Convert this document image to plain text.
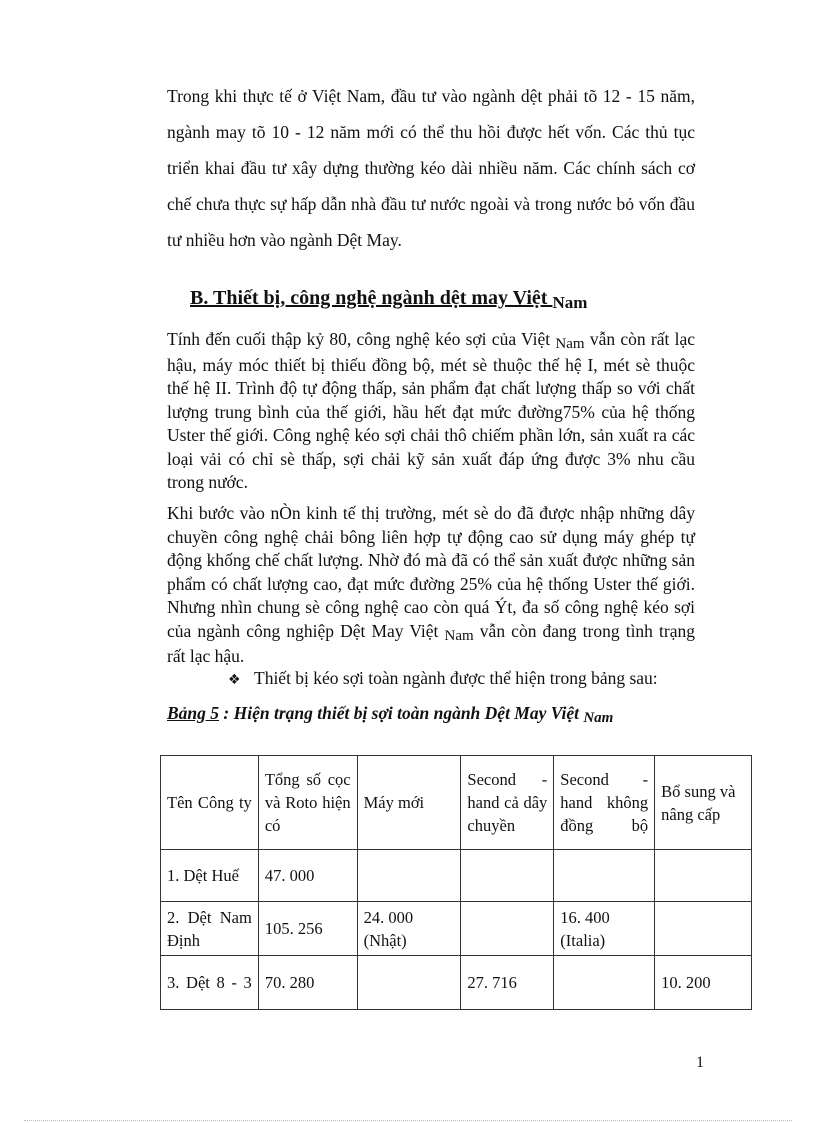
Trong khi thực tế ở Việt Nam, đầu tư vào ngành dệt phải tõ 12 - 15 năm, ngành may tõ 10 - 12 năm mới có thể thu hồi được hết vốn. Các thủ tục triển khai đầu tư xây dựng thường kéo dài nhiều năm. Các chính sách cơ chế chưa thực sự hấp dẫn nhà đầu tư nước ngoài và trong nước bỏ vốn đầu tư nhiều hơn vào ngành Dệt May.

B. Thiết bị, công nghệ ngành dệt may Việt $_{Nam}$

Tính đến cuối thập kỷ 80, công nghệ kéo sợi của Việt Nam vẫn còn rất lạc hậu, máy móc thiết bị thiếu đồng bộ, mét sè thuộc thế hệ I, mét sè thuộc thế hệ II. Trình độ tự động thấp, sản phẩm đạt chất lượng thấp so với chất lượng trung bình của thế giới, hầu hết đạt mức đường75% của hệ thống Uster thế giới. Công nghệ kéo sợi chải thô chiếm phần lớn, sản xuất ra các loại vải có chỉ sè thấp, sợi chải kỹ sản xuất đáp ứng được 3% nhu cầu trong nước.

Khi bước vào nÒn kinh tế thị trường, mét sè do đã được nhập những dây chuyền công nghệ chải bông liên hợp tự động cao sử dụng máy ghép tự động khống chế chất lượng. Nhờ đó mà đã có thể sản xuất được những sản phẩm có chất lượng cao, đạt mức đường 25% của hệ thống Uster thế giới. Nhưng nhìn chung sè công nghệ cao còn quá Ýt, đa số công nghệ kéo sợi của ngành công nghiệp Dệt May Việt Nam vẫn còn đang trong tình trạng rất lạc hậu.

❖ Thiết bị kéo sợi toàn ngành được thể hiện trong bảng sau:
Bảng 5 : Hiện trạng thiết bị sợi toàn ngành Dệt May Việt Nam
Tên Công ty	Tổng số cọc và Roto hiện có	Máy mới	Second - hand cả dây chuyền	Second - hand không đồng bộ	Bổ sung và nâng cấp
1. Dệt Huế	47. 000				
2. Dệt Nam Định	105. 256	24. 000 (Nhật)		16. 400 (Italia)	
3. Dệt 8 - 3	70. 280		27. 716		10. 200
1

---

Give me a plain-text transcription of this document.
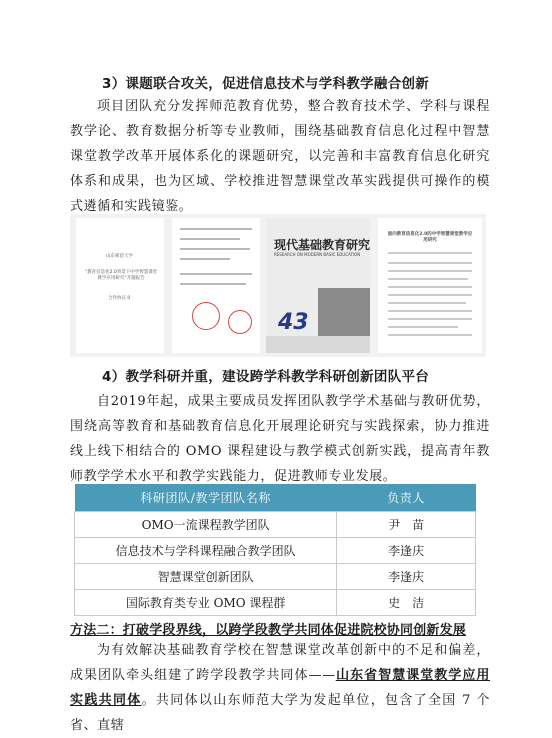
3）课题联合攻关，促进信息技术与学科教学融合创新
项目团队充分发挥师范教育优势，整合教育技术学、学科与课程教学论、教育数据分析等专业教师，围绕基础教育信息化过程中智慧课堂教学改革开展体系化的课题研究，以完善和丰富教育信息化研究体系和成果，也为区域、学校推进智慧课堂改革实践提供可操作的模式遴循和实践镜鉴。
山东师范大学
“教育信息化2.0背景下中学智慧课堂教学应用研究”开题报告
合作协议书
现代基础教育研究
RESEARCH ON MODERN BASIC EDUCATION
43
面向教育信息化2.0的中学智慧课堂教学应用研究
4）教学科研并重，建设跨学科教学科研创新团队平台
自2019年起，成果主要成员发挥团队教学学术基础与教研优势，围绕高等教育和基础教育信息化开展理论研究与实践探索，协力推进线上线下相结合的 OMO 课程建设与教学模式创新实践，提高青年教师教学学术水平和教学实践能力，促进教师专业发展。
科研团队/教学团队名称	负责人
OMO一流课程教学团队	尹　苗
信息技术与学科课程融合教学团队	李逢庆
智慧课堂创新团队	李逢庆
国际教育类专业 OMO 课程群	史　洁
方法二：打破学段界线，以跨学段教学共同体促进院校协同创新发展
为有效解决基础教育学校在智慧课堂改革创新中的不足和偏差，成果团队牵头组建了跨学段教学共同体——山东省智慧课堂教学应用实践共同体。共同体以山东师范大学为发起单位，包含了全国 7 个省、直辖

==

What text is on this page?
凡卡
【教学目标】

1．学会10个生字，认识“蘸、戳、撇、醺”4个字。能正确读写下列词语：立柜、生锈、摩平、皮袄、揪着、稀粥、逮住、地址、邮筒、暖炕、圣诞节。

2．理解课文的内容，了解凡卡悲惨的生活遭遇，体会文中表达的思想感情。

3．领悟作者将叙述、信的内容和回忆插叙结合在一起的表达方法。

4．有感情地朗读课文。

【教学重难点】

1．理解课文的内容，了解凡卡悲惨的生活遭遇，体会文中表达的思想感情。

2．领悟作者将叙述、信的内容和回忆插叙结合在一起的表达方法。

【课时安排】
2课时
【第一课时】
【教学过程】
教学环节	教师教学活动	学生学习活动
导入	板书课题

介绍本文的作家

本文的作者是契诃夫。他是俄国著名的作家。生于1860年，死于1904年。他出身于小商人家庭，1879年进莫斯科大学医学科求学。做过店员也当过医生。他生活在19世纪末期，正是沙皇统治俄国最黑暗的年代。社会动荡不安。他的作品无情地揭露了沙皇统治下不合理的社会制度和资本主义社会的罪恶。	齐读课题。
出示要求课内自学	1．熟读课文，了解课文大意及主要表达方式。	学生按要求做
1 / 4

Brief >> Pick out the lines containing the string "this".

In response >>
Convert this document image to plain text.
Give me a plain-text transcription of this document.
What text is on this page?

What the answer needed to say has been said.